- **Exercise materials**
#####

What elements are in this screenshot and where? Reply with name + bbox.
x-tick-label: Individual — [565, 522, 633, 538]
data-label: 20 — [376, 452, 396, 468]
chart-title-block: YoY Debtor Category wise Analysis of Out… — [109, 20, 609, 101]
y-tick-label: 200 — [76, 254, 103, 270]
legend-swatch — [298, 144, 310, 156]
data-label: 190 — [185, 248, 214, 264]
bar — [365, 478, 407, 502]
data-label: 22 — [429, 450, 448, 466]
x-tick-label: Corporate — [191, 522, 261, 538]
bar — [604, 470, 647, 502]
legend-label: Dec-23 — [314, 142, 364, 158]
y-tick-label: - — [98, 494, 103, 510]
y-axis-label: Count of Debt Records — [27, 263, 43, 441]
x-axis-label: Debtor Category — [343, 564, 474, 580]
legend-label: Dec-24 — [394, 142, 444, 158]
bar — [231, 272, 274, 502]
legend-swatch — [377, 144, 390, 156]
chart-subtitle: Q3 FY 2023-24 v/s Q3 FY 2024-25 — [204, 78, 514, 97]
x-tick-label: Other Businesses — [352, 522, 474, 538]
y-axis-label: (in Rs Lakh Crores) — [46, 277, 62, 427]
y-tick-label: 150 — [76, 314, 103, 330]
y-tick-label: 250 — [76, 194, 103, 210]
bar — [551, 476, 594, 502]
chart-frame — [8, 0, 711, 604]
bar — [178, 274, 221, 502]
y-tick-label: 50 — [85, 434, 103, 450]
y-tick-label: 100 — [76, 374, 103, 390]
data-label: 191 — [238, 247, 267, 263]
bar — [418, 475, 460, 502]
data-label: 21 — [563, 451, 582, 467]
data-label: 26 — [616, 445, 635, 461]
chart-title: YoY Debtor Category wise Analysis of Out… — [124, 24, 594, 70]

#####

- **Required task**
Render the lines as a Markdown table, starting at the first line of the rows and ending at the line containing "bar — [365, 478, 407, 502]" (both included). Use the columns Index and Text, and leave out any blank lines.

- **Final result**
| Index | Text |
|---|---|
| 1 | What elements are in this screenshot and where? Reply with name + bbox. |
| 2 | x-tick-label: Individual — [565, 522, 633, 538] |
| 3 | data-label: 20 — [376, 452, 396, 468] |
| 4 | chart-title-block: YoY Debtor Category wise Analysis of Out… — [109, 20, 609, 101] |
| 5 | y-tick-label: 200 — [76, 254, 103, 270] |
| 6 | legend-swatch — [298, 144, 310, 156] |
| 7 | data-label: 190 — [185, 248, 214, 264] |
| 8 | bar — [365, 478, 407, 502] |